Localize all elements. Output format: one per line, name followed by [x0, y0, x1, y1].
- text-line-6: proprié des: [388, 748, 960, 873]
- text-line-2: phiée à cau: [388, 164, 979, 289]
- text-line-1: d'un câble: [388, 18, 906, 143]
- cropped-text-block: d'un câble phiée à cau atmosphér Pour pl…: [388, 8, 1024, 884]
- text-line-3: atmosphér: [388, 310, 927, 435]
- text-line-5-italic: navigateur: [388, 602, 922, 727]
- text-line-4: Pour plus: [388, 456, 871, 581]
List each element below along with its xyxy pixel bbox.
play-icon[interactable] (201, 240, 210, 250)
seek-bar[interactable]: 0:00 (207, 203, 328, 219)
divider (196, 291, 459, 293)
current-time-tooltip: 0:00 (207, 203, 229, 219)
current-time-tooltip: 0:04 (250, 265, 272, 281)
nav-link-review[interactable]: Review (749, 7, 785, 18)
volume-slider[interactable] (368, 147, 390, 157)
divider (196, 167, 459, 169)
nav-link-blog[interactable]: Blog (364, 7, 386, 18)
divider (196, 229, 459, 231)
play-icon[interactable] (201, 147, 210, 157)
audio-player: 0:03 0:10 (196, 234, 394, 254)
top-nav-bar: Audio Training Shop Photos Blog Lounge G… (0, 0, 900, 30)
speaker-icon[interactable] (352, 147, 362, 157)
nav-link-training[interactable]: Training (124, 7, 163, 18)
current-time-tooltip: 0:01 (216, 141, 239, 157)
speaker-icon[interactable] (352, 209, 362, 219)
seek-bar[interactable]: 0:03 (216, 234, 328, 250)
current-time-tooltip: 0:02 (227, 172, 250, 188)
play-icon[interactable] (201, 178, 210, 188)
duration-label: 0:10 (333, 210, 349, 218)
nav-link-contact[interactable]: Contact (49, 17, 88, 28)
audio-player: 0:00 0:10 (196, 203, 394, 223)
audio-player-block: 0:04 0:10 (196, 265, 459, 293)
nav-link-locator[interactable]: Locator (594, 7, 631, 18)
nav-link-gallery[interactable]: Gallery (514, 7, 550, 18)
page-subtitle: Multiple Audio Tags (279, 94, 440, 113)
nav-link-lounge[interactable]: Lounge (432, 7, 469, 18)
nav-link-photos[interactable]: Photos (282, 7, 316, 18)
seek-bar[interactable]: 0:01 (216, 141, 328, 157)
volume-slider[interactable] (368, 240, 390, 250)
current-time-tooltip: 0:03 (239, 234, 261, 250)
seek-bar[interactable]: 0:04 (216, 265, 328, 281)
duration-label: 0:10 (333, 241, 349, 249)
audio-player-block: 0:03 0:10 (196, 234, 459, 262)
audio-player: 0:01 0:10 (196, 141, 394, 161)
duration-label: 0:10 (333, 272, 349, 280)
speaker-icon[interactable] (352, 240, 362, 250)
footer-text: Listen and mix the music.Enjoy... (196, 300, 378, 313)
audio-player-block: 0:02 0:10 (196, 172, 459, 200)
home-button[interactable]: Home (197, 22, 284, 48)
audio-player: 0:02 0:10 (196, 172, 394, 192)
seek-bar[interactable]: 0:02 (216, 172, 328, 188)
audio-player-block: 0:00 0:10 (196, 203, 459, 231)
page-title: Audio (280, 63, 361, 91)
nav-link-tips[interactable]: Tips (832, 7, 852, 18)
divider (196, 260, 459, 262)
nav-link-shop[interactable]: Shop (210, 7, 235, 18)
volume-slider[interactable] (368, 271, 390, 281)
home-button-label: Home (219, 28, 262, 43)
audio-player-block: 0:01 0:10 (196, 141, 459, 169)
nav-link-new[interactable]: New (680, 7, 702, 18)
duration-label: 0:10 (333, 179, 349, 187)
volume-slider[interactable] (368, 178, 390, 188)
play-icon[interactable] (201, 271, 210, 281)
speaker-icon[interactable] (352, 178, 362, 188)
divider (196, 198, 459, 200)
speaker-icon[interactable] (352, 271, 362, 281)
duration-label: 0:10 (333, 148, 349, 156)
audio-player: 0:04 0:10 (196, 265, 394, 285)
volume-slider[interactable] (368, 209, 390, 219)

# # # # # # #

Problem requirements. Lay out every line of the data above as a numbered list, leaving out any blank lines.

Task answer.
1. Localize all elements. Output format: one per line, name followed by [x0, y0, x1, y1].
2. - text-line-6: proprié des: [388, 748, 960, 873]
3. - text-line-2: phiée à cau: [388, 164, 979, 289]
4. - text-line-1: d'un câble: [388, 18, 906, 143]
5. - cropped-text-block: d'un câble phiée à cau atmosphér Pour pl…: [388, 8, 1024, 884]
6. - text-line-3: atmosphér: [388, 310, 927, 435]
7. - text-line-5-italic: navigateur: [388, 602, 922, 727]
8. - text-line-4: Pour plus: [388, 456, 871, 581]
9. List each element below along with its xyxy pixel bbox.
10. play-icon[interactable] (201, 240, 210, 250)
11. seek-bar[interactable]: 0:00 (207, 203, 328, 219)
12. divider (196, 291, 459, 293)
13. current-time-tooltip: 0:00 (207, 203, 229, 219)
14. current-time-tooltip: 0:04 (250, 265, 272, 281)
15. nav-link-review[interactable]: Review (749, 7, 785, 18)
16. volume-slider[interactable] (368, 147, 390, 157)
17. divider (196, 167, 459, 169)
18. nav-link-blog[interactable]: Blog (364, 7, 386, 18)
19. divider (196, 229, 459, 231)
20. play-icon[interactable] (201, 147, 210, 157)
21. audio-player: 0:03 0:10 (196, 234, 394, 254)
22. top-nav-bar: Audio Training Shop Photos Blog Lounge G… (0, 0, 900, 30)
23. speaker-icon[interactable] (352, 147, 362, 157)
24. nav-link-training[interactable]: Training (124, 7, 163, 18)
25. current-time-tooltip: 0:01 (216, 141, 239, 157)
26. speaker-icon[interactable] (352, 209, 362, 219)
27. seek-bar[interactable]: 0:03 (216, 234, 328, 250)
28. current-time-tooltip: 0:02 (227, 172, 250, 188)
29. play-icon[interactable] (201, 178, 210, 188)
30. duration-label: 0:10 (333, 210, 349, 218)
31. nav-link-contact[interactable]: Contact (49, 17, 88, 28)
32. audio-player: 0:00 0:10 (196, 203, 394, 223)
33. audio-player-block: 0:04 0:10 (196, 265, 459, 293)
34. nav-link-locator[interactable]: Locator (594, 7, 631, 18)
35. nav-link-gallery[interactable]: Gallery (514, 7, 550, 18)
36. page-subtitle: Multiple Audio Tags (279, 94, 440, 113)
37. nav-link-lounge[interactable]: Lounge (432, 7, 469, 18)
38. nav-link-photos[interactable]: Photos (282, 7, 316, 18)
39. seek-bar[interactable]: 0:01 (216, 141, 328, 157)
40. volume-slider[interactable] (368, 240, 390, 250)
41. current-time-tooltip: 0:03 (239, 234, 261, 250)
42. seek-bar[interactable]: 0:04 (216, 265, 328, 281)
43. duration-label: 0:10 (333, 241, 349, 249)
44. audio-player-block: 0:03 0:10 (196, 234, 459, 262)
45. audio-player: 0:01 0:10 (196, 141, 394, 161)
46. duration-label: 0:10 (333, 272, 349, 280)
47. speaker-icon[interactable] (352, 240, 362, 250)
48. footer-text: Listen and mix the music.Enjoy... (196, 300, 378, 313)
49. audio-player-block: 0:02 0:10 (196, 172, 459, 200)
50. home-button[interactable]: Home (197, 22, 284, 48)
51. audio-player: 0:02 0:10 (196, 172, 394, 192)
52. seek-bar[interactable]: 0:02 (216, 172, 328, 188)
53. audio-player-block: 0:00 0:10 (196, 203, 459, 231)
54. page-title: Audio (280, 63, 361, 91)
55. nav-link-tips[interactable]: Tips (832, 7, 852, 18)
56. divider (196, 260, 459, 262)
57. nav-link-shop[interactable]: Shop (210, 7, 235, 18)
58. volume-slider[interactable] (368, 271, 390, 281)
59. home-button-label: Home (219, 28, 262, 43)
60. audio-player-block: 0:01 0:10 (196, 141, 459, 169)
61. nav-link-new[interactable]: New (680, 7, 702, 18)
62. duration-label: 0:10 (333, 179, 349, 187)
63. volume-slider[interactable] (368, 178, 390, 188)
64. play-icon[interactable] (201, 271, 210, 281)
65. speaker-icon[interactable] (352, 178, 362, 188)
66. divider (196, 198, 459, 200)
67. speaker-icon[interactable] (352, 271, 362, 281)
68. duration-label: 0:10 (333, 148, 349, 156)
69. audio-player: 0:04 0:10 (196, 265, 394, 285)
70. volume-slider[interactable] (368, 209, 390, 219)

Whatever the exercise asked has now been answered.